**Work to complete:** Write out every entry exactly as it stands.

**Dataset rows:**
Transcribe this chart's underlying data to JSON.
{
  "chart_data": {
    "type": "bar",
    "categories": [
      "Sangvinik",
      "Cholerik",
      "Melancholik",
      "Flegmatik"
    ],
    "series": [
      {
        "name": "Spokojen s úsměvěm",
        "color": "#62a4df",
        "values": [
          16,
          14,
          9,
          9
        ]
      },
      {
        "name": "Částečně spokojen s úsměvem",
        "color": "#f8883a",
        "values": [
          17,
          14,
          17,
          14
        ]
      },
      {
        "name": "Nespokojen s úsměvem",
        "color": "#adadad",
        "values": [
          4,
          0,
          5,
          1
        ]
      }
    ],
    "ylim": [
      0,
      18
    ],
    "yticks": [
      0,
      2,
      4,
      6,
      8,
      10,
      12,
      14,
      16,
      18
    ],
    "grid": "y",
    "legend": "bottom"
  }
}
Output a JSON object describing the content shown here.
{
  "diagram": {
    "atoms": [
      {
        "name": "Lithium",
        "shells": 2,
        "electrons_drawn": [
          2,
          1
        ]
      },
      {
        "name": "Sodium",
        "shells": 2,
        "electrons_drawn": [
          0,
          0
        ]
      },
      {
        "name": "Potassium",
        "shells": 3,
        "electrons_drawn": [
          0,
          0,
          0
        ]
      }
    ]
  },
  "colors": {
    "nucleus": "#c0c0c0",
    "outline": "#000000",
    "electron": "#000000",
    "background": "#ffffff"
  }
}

**Correct output:**
Transcribe this chart's underlying data to JSON.
{
  "chart_data": {
    "type": "bar",
    "categories": [
      "Sangvinik",
      "Cholerik",
      "Melancholik",
      "Flegmatik"
    ],
    "series": [
      {
        "name": "Spokojen s úsměvěm",
        "color": "#62a4df",
        "values": [
          16,
          14,
          9,
          9
        ]
      },
      {
        "name": "Částečně spokojen s úsměvem",
        "color": "#f8883a",
        "values": [
          17,
          14,
          17,
          14
        ]
      },
      {
        "name": "Nespokojen s úsměvem",
        "color": "#adadad",
        "values": [
          4,
          0,
          5,
          1
        ]
      }
    ],
    "ylim": [
      0,
      18
    ],
    "yticks": [
      0,
      2,
      4,
      6,
      8,
      10,
      12,
      14,
      16,
      18
    ],
    "grid": "y",
    "legend": "bottom"
  }
}
Output a JSON object describing the content shown here.
{
  "diagram": {
    "atoms": [
      {
        "name": "Lithium",
        "shells": 2,
        "electrons_drawn": [
          2,
          1
        ]
      },
      {
        "name": "Sodium",
        "shells": 2,
        "electrons_drawn": [
          0,
          0
        ]
      },
      {
        "name": "Potassium",
        "shells": 3,
        "electrons_drawn": [
          0,
          0,
          0
        ]
      }
    ]
  },
  "colors": {
    "nucleus": "#c0c0c0",
    "outline": "#000000",
    "electron": "#000000",
    "background": "#ffffff"
  }
}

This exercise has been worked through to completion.